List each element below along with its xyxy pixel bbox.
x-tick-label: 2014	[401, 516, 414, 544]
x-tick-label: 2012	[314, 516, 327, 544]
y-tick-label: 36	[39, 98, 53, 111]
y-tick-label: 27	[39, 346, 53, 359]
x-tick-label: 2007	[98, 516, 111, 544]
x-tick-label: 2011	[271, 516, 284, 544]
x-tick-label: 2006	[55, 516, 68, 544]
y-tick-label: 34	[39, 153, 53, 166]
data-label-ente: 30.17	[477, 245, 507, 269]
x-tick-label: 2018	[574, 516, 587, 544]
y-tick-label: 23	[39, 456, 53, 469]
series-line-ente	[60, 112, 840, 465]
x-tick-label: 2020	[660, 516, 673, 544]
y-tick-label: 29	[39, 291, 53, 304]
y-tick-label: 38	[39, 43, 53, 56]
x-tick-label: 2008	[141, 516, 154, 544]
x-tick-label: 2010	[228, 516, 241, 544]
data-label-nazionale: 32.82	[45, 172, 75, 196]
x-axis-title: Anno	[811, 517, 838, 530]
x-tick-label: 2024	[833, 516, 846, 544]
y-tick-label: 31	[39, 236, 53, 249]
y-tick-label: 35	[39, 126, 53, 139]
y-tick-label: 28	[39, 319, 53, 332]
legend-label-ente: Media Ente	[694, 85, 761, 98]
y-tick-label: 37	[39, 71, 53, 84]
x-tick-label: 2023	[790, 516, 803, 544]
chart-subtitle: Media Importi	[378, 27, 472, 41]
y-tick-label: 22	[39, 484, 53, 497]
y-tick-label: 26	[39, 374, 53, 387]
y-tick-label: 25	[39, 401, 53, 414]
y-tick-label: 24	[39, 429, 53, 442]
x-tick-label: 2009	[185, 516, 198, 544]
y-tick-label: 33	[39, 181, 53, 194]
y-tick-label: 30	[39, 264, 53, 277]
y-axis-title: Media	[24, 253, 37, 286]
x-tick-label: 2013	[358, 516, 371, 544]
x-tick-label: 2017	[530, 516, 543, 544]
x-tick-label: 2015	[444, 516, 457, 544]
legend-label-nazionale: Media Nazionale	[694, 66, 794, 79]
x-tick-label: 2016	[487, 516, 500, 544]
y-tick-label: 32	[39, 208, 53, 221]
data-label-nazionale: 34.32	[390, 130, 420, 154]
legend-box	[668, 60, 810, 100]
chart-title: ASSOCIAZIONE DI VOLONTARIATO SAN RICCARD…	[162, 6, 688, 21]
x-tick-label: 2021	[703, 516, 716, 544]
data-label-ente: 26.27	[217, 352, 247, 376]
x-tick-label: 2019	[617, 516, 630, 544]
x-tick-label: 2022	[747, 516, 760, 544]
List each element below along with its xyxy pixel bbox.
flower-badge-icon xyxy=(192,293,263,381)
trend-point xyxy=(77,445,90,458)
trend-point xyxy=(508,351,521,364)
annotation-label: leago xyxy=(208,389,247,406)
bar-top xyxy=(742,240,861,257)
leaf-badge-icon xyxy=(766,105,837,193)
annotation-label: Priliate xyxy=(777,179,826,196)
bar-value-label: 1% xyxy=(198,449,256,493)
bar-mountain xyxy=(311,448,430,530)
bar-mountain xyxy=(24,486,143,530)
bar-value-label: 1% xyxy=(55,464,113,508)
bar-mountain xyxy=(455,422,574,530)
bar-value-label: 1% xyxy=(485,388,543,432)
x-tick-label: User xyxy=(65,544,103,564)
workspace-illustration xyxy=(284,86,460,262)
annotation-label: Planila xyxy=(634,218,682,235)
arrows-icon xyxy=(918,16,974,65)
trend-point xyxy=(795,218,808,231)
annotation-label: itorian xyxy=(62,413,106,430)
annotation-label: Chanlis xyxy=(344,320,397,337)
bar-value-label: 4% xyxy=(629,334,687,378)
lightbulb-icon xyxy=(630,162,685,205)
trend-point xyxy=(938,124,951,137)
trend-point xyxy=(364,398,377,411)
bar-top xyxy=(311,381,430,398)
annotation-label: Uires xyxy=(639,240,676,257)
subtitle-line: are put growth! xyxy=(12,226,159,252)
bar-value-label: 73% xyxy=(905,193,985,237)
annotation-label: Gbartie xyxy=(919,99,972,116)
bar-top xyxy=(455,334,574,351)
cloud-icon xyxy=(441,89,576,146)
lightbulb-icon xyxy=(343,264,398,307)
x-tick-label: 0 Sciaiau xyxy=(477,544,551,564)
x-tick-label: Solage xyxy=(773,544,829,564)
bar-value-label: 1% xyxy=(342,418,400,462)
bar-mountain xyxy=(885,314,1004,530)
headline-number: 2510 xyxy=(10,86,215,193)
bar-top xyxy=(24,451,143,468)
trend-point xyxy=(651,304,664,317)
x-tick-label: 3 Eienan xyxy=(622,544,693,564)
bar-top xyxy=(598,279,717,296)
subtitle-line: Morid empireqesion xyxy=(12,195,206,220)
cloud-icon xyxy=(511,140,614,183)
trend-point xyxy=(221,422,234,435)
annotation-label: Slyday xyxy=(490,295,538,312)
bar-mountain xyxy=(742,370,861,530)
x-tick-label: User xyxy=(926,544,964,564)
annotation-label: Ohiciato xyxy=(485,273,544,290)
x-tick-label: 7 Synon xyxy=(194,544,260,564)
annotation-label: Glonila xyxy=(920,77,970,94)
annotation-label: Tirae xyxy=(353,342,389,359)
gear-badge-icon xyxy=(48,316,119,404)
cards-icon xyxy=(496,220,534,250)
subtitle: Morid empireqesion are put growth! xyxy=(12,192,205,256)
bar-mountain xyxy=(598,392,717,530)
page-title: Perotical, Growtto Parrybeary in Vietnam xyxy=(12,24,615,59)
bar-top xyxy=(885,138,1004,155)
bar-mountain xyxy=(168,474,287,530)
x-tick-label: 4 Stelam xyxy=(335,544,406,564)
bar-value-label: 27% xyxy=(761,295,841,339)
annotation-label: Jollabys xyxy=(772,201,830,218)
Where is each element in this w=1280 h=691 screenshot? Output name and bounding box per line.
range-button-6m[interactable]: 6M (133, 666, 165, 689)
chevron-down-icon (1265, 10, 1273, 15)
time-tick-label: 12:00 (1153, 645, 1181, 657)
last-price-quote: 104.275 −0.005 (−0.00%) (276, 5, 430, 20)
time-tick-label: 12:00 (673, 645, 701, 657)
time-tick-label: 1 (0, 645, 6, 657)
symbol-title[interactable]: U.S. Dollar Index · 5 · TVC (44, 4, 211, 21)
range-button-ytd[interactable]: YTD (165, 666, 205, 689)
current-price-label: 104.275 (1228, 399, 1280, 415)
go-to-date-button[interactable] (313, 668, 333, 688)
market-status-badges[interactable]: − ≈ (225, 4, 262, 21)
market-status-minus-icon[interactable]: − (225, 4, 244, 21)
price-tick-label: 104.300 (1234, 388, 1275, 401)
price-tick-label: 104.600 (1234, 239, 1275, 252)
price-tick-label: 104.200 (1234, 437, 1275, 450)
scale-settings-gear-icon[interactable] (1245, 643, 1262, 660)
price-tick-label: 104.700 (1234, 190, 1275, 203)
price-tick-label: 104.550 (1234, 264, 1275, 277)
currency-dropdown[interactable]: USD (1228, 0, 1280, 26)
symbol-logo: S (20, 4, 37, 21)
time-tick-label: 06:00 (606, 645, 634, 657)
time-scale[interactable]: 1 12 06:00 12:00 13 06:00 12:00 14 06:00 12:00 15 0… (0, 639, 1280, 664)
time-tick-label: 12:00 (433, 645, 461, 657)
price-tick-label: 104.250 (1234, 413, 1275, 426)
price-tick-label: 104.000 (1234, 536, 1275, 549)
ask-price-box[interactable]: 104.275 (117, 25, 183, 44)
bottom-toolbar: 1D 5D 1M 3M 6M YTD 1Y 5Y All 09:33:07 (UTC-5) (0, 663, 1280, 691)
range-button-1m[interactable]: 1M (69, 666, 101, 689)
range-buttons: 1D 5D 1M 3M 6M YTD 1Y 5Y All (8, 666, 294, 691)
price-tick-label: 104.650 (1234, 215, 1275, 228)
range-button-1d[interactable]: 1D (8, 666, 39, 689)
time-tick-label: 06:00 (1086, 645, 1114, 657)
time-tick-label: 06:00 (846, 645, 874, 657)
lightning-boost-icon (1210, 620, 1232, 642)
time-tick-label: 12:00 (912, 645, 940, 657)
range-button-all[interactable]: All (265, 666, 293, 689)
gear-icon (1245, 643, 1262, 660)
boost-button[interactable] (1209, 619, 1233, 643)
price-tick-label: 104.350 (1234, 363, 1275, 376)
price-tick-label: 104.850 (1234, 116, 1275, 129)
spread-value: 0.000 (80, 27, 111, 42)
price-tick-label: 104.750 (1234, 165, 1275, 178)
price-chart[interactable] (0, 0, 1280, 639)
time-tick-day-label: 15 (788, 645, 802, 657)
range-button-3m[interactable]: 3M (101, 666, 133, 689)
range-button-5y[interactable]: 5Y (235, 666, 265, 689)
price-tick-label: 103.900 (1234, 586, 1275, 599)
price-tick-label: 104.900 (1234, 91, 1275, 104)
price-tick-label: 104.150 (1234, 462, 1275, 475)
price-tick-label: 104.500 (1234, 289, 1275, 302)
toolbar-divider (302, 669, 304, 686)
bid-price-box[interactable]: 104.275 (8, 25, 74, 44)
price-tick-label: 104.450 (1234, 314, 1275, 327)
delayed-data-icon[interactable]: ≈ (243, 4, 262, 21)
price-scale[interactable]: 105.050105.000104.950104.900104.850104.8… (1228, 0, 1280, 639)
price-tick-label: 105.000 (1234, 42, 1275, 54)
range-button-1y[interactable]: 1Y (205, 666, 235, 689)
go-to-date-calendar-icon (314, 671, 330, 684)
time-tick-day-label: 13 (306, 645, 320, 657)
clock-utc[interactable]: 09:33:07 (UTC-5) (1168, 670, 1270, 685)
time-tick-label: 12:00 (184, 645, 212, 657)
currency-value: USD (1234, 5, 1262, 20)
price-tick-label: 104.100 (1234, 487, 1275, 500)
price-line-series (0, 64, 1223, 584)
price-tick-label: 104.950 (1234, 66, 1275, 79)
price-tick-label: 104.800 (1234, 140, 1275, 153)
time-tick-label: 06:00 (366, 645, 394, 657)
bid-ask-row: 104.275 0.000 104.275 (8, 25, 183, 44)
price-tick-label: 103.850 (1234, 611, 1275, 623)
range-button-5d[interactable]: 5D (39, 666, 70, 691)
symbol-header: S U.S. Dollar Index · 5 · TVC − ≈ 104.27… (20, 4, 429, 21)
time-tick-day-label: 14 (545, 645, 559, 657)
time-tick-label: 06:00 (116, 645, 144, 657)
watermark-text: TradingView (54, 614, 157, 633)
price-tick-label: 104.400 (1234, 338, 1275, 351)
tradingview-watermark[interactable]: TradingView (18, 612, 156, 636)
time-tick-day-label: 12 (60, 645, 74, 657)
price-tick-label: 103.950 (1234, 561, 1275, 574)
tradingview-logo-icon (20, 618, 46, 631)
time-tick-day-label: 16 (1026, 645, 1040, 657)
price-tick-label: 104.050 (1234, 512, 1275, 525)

+--

=== Short task ===
State how many lines of the records above contain the string "Media", matching case exactly. Give only the number.

=== Exercise solution ===
4